# TASK
Where the data below has the string "name", return the whole line.

# MATERIALS PROVIDED
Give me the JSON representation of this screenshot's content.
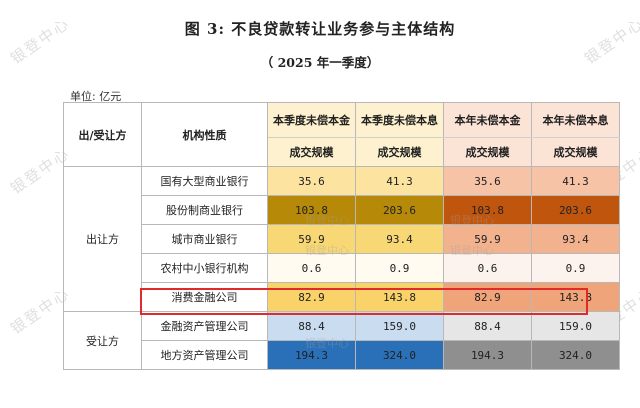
{
  "title": "图 3:  不良贷款转让业务参与主体结构",
  "subtitle": "（ 2025 年一季度）",
  "unit": "单位:  亿元",
  "watermark": "银登中心",
  "table": {
    "header": {
      "party": "出/受让方",
      "institution": "机构性质",
      "cols": [
        "本季度未偿本金",
        "本季度未偿本息",
        "本年未偿本金",
        "本年未偿本息"
      ],
      "sub": "成交规模"
    },
    "groups": [
      {
        "label": "出让方",
        "rows": [
          {
            "name": "国有大型商业银行",
            "values": [
              "35.6",
              "41.3",
              "35.6",
              "41.3"
            ]
          },
          {
            "name": "股份制商业银行",
            "values": [
              "103.8",
              "203.6",
              "103.8",
              "203.6"
            ]
          },
          {
            "name": "城市商业银行",
            "values": [
              "59.9",
              "93.4",
              "59.9",
              "93.4"
            ]
          },
          {
            "name": "农村中小银行机构",
            "values": [
              "0.6",
              "0.9",
              "0.6",
              "0.9"
            ]
          },
          {
            "name": "消费金融公司",
            "values": [
              "82.9",
              "143.8",
              "82.9",
              "143.8"
            ]
          }
        ]
      },
      {
        "label": "受让方",
        "rows": [
          {
            "name": "金融资产管理公司",
            "values": [
              "88.4",
              "159.0",
              "88.4",
              "159.0"
            ]
          },
          {
            "name": "地方资产管理公司",
            "values": [
              "194.3",
              "324.0",
              "194.3",
              "324.0"
            ]
          }
        ]
      }
    ]
  },
  "colors": {
    "header_bg": "#fdf1cf",
    "header_bg_right": "#fbe3d6",
    "col_left": [
      "#fce3a0",
      "#b68a08",
      "#f8d775",
      "#fffbf0",
      "#f9d36a"
    ],
    "col_right": [
      "#f6c3a7",
      "#c0560e",
      "#f3b28e",
      "#fdf3ee",
      "#f0a47a"
    ],
    "receiver_left": [
      "#c9dcf0",
      "#2a70b9"
    ],
    "receiver_right": [
      "#e6e6e6",
      "#8f8f8f"
    ],
    "highlight": "#e02b2b"
  }
}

# EXERCISE RESPONSE
            "name": "国有大型商业银行",
            "name": "股份制商业银行",
            "name": "城市商业银行",
            "name": "农村中小银行机构",
            "name": "消费金融公司",
            "name": "金融资产管理公司",
            "name": "地方资产管理公司",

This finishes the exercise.